**Work to be completed:** Write out the entries below once more, exactly.

Stored dataset items

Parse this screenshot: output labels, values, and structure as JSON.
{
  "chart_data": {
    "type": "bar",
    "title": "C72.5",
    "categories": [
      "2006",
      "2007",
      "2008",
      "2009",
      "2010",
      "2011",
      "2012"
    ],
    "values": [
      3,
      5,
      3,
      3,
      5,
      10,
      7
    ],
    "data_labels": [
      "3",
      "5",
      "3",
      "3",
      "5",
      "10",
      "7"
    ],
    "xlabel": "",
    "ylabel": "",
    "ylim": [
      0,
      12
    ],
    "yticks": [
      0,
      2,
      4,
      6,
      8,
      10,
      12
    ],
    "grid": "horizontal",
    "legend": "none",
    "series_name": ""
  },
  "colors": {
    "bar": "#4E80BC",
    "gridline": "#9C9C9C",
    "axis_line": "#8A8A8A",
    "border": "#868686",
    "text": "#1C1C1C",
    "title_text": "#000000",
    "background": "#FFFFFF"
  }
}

**Completed exercise:**
Parse this screenshot: output labels, values, and structure as JSON.
{
  "chart_data": {
    "type": "bar",
    "title": "C72.5",
    "categories": [
      "2006",
      "2007",
      "2008",
      "2009",
      "2010",
      "2011",
      "2012"
    ],
    "values": [
      3,
      5,
      3,
      3,
      5,
      10,
      7
    ],
    "data_labels": [
      "3",
      "5",
      "3",
      "3",
      "5",
      "10",
      "7"
    ],
    "xlabel": "",
    "ylabel": "",
    "ylim": [
      0,
      12
    ],
    "yticks": [
      0,
      2,
      4,
      6,
      8,
      10,
      12
    ],
    "grid": "horizontal",
    "legend": "none",
    "series_name": ""
  },
  "colors": {
    "bar": "#4E80BC",
    "gridline": "#9C9C9C",
    "axis_line": "#8A8A8A",
    "border": "#868686",
    "text": "#1C1C1C",
    "title_text": "#000000",
    "background": "#FFFFFF"
  }
}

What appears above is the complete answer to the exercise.